[Start of section]
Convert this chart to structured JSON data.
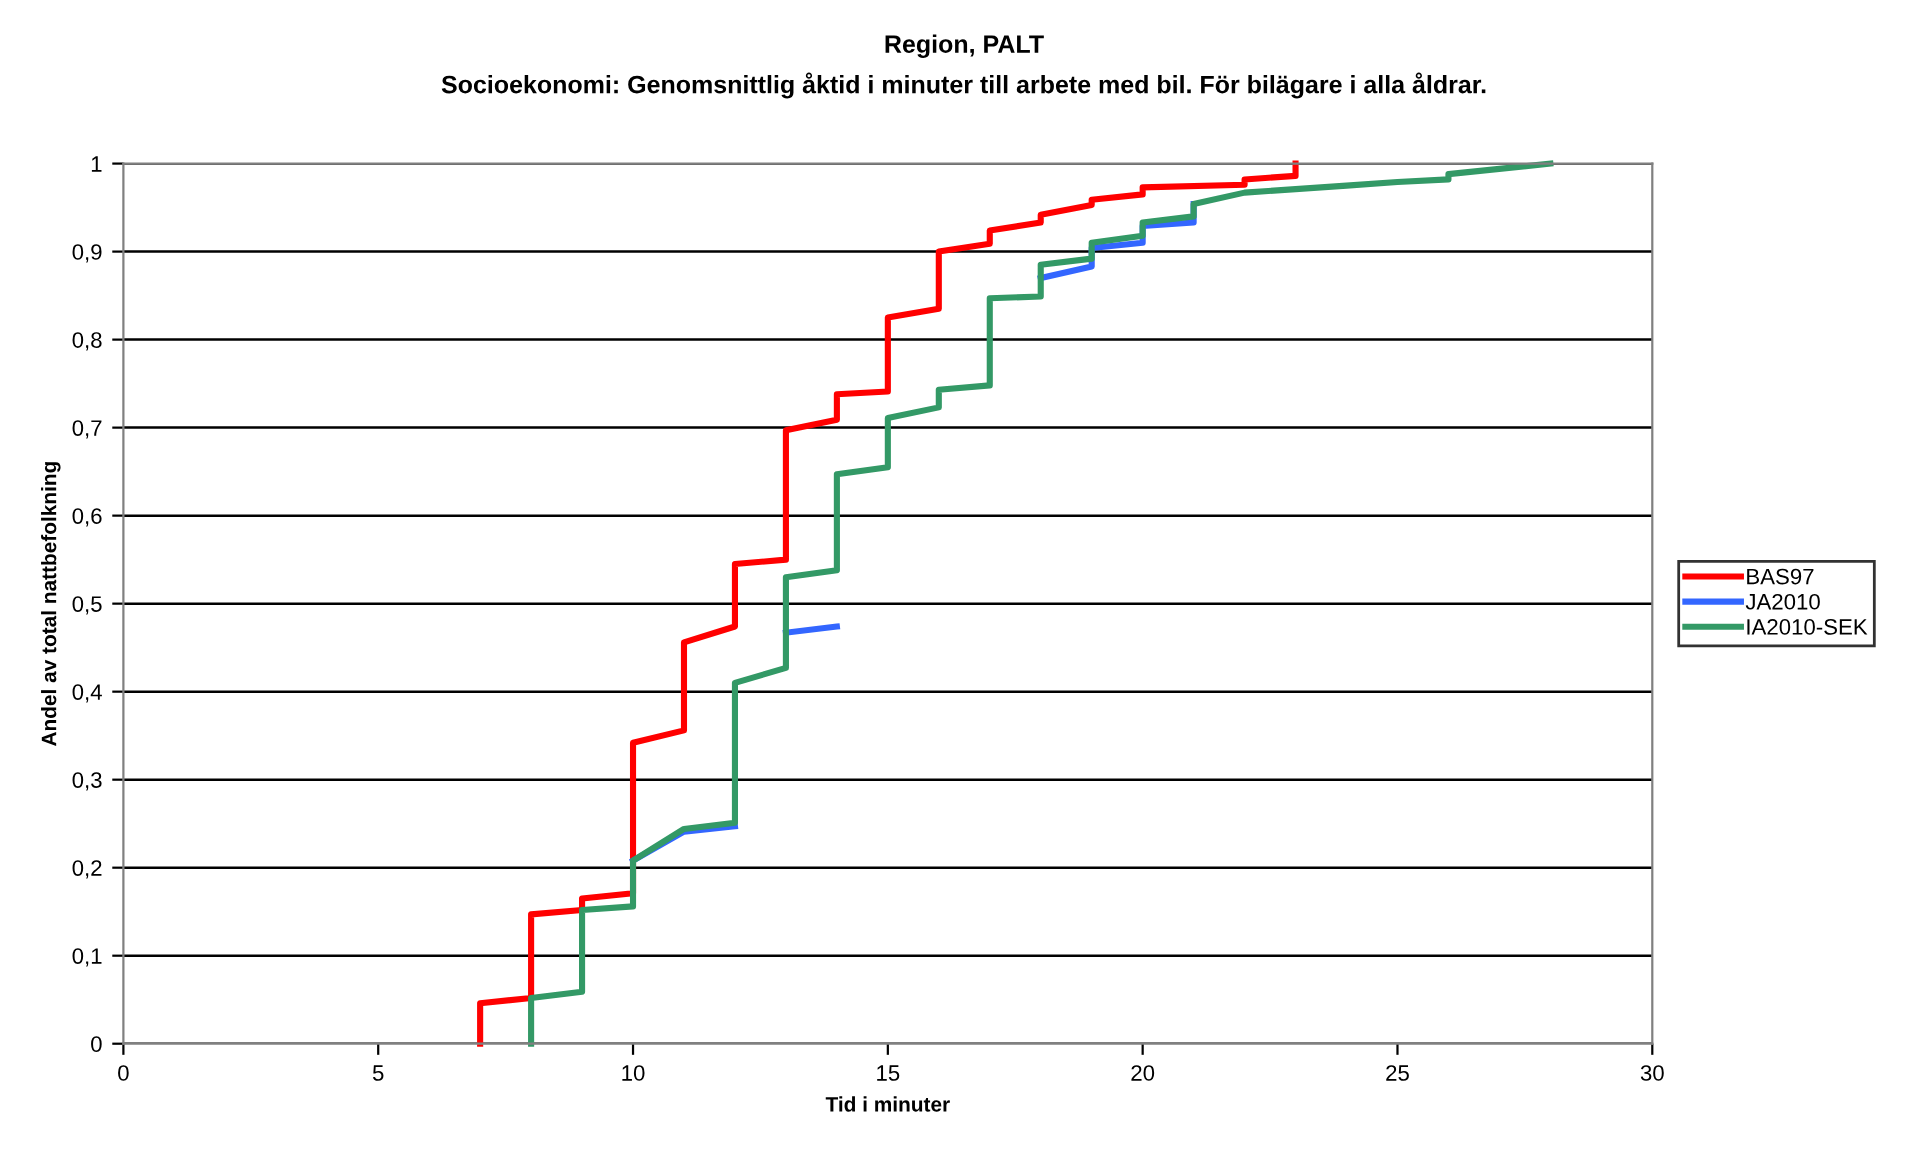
{
  "chart_data": {
    "type": "line",
    "title": "Region, PALT",
    "subtitle": "Socioekonomi: Genomsnittlig åktid i minuter till arbete med bil. För bilägare i alla åldrar.",
    "xlabel": "Tid i minuter",
    "ylabel": "Andel av total nattbefolkning",
    "series": [
      {
        "name": "BAS97",
        "color": "#ff0000",
        "x": [
          7,
          7,
          8,
          8,
          9,
          9,
          10,
          10,
          11,
          11,
          12,
          12,
          13,
          13,
          14,
          14,
          15,
          15,
          16,
          16,
          17,
          17,
          18,
          18,
          19,
          19,
          20,
          20,
          22,
          22,
          23,
          23
        ],
        "values": [
          0,
          0.046,
          0.052,
          0.147,
          0.152,
          0.165,
          0.171,
          0.342,
          0.356,
          0.456,
          0.474,
          0.545,
          0.55,
          0.697,
          0.709,
          0.738,
          0.741,
          0.825,
          0.835,
          0.9,
          0.909,
          0.924,
          0.933,
          0.942,
          0.953,
          0.959,
          0.965,
          0.973,
          0.976,
          0.982,
          0.986,
          1.0
        ]
      },
      {
        "name": "JA2010",
        "color": "#3366ff",
        "x": [
          10,
          11,
          12,
          null,
          13,
          14,
          null,
          18,
          19,
          19,
          20,
          20,
          21,
          21
        ],
        "values": [
          0.208,
          0.241,
          0.247,
          null,
          0.467,
          0.474,
          null,
          0.87,
          0.883,
          0.904,
          0.91,
          0.929,
          0.933,
          0.954
        ]
      },
      {
        "name": "IA2010-SEK",
        "color": "#339966",
        "x": [
          8,
          8,
          9,
          9,
          10,
          10,
          11,
          12,
          12,
          13,
          13,
          14,
          14,
          15,
          15,
          16,
          16,
          17,
          17,
          18,
          18,
          19,
          19,
          20,
          20,
          21,
          21,
          22,
          23,
          24,
          25,
          26,
          26,
          28
        ],
        "values": [
          0,
          0.052,
          0.059,
          0.152,
          0.156,
          0.208,
          0.244,
          0.251,
          0.41,
          0.427,
          0.53,
          0.538,
          0.647,
          0.655,
          0.711,
          0.723,
          0.743,
          0.748,
          0.847,
          0.849,
          0.885,
          0.892,
          0.91,
          0.918,
          0.933,
          0.94,
          0.954,
          0.967,
          0.971,
          0.975,
          0.979,
          0.982,
          0.988,
          1.0
        ]
      }
    ],
    "xlim": [
      0,
      30
    ],
    "xticks": [
      0,
      5,
      10,
      15,
      20,
      25,
      30
    ],
    "ylim": [
      0,
      1
    ],
    "yticks": [
      0,
      {
        "value": 0.1,
        "label": "0,1"
      },
      {
        "value": 0.2,
        "label": "0,2"
      },
      {
        "value": 0.3,
        "label": "0,3"
      },
      {
        "value": 0.4,
        "label": "0,4"
      },
      {
        "value": 0.5,
        "label": "0,5"
      },
      {
        "value": 0.6,
        "label": "0,6"
      },
      {
        "value": 0.7,
        "label": "0,7"
      },
      {
        "value": 0.8,
        "label": "0,8"
      },
      {
        "value": 0.9,
        "label": "0,9"
      },
      1
    ],
    "grid": "y",
    "legend": "right",
    "marker": "none",
    "line_style": "solid"
  }
}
[End of section]
### WORK REQUEST
For your answer, write out the data exactly and drop every picture.

### YOUR SOLUTION
Convert this chart to structured JSON data.
{
  "chart_data": {
    "type": "line",
    "title": "Region, PALT",
    "subtitle": "Socioekonomi: Genomsnittlig åktid i minuter till arbete med bil. För bilägare i alla åldrar.",
    "xlabel": "Tid i minuter",
    "ylabel": "Andel av total nattbefolkning",
    "series": [
      {
        "name": "BAS97",
        "color": "#ff0000",
        "x": [
          7,
          7,
          8,
          8,
          9,
          9,
          10,
          10,
          11,
          11,
          12,
          12,
          13,
          13,
          14,
          14,
          15,
          15,
          16,
          16,
          17,
          17,
          18,
          18,
          19,
          19,
          20,
          20,
          22,
          22,
          23,
          23
        ],
        "values": [
          0,
          0.046,
          0.052,
          0.147,
          0.152,
          0.165,
          0.171,
          0.342,
          0.356,
          0.456,
          0.474,
          0.545,
          0.55,
          0.697,
          0.709,
          0.738,
          0.741,
          0.825,
          0.835,
          0.9,
          0.909,
          0.924,
          0.933,
          0.942,
          0.953,
          0.959,
          0.965,
          0.973,
          0.976,
          0.982,
          0.986,
          1.0
        ]
      },
      {
        "name": "JA2010",
        "color": "#3366ff",
        "x": [
          10,
          11,
          12,
          null,
          13,
          14,
          null,
          18,
          19,
          19,
          20,
          20,
          21,
          21
        ],
        "values": [
          0.208,
          0.241,
          0.247,
          null,
          0.467,
          0.474,
          null,
          0.87,
          0.883,
          0.904,
          0.91,
          0.929,
          0.933,
          0.954
        ]
      },
      {
        "name": "IA2010-SEK",
        "color": "#339966",
        "x": [
          8,
          8,
          9,
          9,
          10,
          10,
          11,
          12,
          12,
          13,
          13,
          14,
          14,
          15,
          15,
          16,
          16,
          17,
          17,
          18,
          18,
          19,
          19,
          20,
          20,
          21,
          21,
          22,
          23,
          24,
          25,
          26,
          26,
          28
        ],
        "values": [
          0,
          0.052,
          0.059,
          0.152,
          0.156,
          0.208,
          0.244,
          0.251,
          0.41,
          0.427,
          0.53,
          0.538,
          0.647,
          0.655,
          0.711,
          0.723,
          0.743,
          0.748,
          0.847,
          0.849,
          0.885,
          0.892,
          0.91,
          0.918,
          0.933,
          0.94,
          0.954,
          0.967,
          0.971,
          0.975,
          0.979,
          0.982,
          0.988,
          1.0
        ]
      }
    ],
    "xlim": [
      0,
      30
    ],
    "xticks": [
      0,
      5,
      10,
      15,
      20,
      25,
      30
    ],
    "ylim": [
      0,
      1
    ],
    "yticks": [
      0,
      {
        "value": 0.1,
        "label": "0,1"
      },
      {
        "value": 0.2,
        "label": "0,2"
      },
      {
        "value": 0.3,
        "label": "0,3"
      },
      {
        "value": 0.4,
        "label": "0,4"
      },
      {
        "value": 0.5,
        "label": "0,5"
      },
      {
        "value": 0.6,
        "label": "0,6"
      },
      {
        "value": 0.7,
        "label": "0,7"
      },
      {
        "value": 0.8,
        "label": "0,8"
      },
      {
        "value": 0.9,
        "label": "0,9"
      },
      1
    ],
    "grid": "y",
    "legend": "right",
    "marker": "none",
    "line_style": "solid"
  }
}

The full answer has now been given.